- **Exercise**
Every line of the records below should be restated exactly.

(A block of data)
>>>>
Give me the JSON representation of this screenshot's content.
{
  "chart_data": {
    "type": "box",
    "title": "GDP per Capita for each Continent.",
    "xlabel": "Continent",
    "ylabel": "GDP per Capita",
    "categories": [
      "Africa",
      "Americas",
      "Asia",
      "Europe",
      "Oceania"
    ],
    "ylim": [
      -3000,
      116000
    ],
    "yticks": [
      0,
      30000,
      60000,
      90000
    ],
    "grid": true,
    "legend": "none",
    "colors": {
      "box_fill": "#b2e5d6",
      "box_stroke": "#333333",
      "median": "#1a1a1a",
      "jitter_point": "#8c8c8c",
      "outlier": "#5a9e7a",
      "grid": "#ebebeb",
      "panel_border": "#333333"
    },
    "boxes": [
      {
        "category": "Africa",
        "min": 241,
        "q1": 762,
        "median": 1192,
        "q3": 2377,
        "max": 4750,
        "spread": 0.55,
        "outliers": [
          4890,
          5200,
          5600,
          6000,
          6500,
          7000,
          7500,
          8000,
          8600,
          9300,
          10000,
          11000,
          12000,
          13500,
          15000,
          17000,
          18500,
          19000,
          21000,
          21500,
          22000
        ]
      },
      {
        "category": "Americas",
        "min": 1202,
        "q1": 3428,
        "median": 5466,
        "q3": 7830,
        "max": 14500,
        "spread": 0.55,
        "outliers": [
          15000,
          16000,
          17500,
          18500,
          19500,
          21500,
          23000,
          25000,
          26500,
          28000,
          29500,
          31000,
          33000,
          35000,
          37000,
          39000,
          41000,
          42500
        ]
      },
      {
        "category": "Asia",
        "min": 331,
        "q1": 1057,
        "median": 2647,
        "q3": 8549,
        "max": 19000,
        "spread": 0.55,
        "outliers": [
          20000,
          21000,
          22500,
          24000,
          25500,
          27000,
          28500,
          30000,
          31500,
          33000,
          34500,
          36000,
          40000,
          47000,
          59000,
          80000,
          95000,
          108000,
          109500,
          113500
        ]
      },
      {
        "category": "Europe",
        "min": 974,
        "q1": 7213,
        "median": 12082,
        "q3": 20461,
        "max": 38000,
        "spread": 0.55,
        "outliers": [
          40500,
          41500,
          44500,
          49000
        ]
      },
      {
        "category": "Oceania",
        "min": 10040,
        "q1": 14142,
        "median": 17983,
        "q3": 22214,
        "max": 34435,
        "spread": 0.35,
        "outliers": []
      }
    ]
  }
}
<<<<
- **Response below**
Give me the JSON representation of this screenshot's content.
{
  "chart_data": {
    "type": "box",
    "title": "GDP per Capita for each Continent.",
    "xlabel": "Continent",
    "ylabel": "GDP per Capita",
    "categories": [
      "Africa",
      "Americas",
      "Asia",
      "Europe",
      "Oceania"
    ],
    "ylim": [
      -3000,
      116000
    ],
    "yticks": [
      0,
      30000,
      60000,
      90000
    ],
    "grid": true,
    "legend": "none",
    "colors": {
      "box_fill": "#b2e5d6",
      "box_stroke": "#333333",
      "median": "#1a1a1a",
      "jitter_point": "#8c8c8c",
      "outlier": "#5a9e7a",
      "grid": "#ebebeb",
      "panel_border": "#333333"
    },
    "boxes": [
      {
        "category": "Africa",
        "min": 241,
        "q1": 762,
        "median": 1192,
        "q3": 2377,
        "max": 4750,
        "spread": 0.55,
        "outliers": [
          4890,
          5200,
          5600,
          6000,
          6500,
          7000,
          7500,
          8000,
          8600,
          9300,
          10000,
          11000,
          12000,
          13500,
          15000,
          17000,
          18500,
          19000,
          21000,
          21500,
          22000
        ]
      },
      {
        "category": "Americas",
        "min": 1202,
        "q1": 3428,
        "median": 5466,
        "q3": 7830,
        "max": 14500,
        "spread": 0.55,
        "outliers": [
          15000,
          16000,
          17500,
          18500,
          19500,
          21500,
          23000,
          25000,
          26500,
          28000,
          29500,
          31000,
          33000,
          35000,
          37000,
          39000,
          41000,
          42500
        ]
      },
      {
        "category": "Asia",
        "min": 331,
        "q1": 1057,
        "median": 2647,
        "q3": 8549,
        "max": 19000,
        "spread": 0.55,
        "outliers": [
          20000,
          21000,
          22500,
          24000,
          25500,
          27000,
          28500,
          30000,
          31500,
          33000,
          34500,
          36000,
          40000,
          47000,
          59000,
          80000,
          95000,
          108000,
          109500,
          113500
        ]
      },
      {
        "category": "Europe",
        "min": 974,
        "q1": 7213,
        "median": 12082,
        "q3": 20461,
        "max": 38000,
        "spread": 0.55,
        "outliers": [
          40500,
          41500,
          44500,
          49000
        ]
      },
      {
        "category": "Oceania",
        "min": 10040,
        "q1": 14142,
        "median": 17983,
        "q3": 22214,
        "max": 34435,
        "spread": 0.35,
        "outliers": []
      }
    ]
  }
}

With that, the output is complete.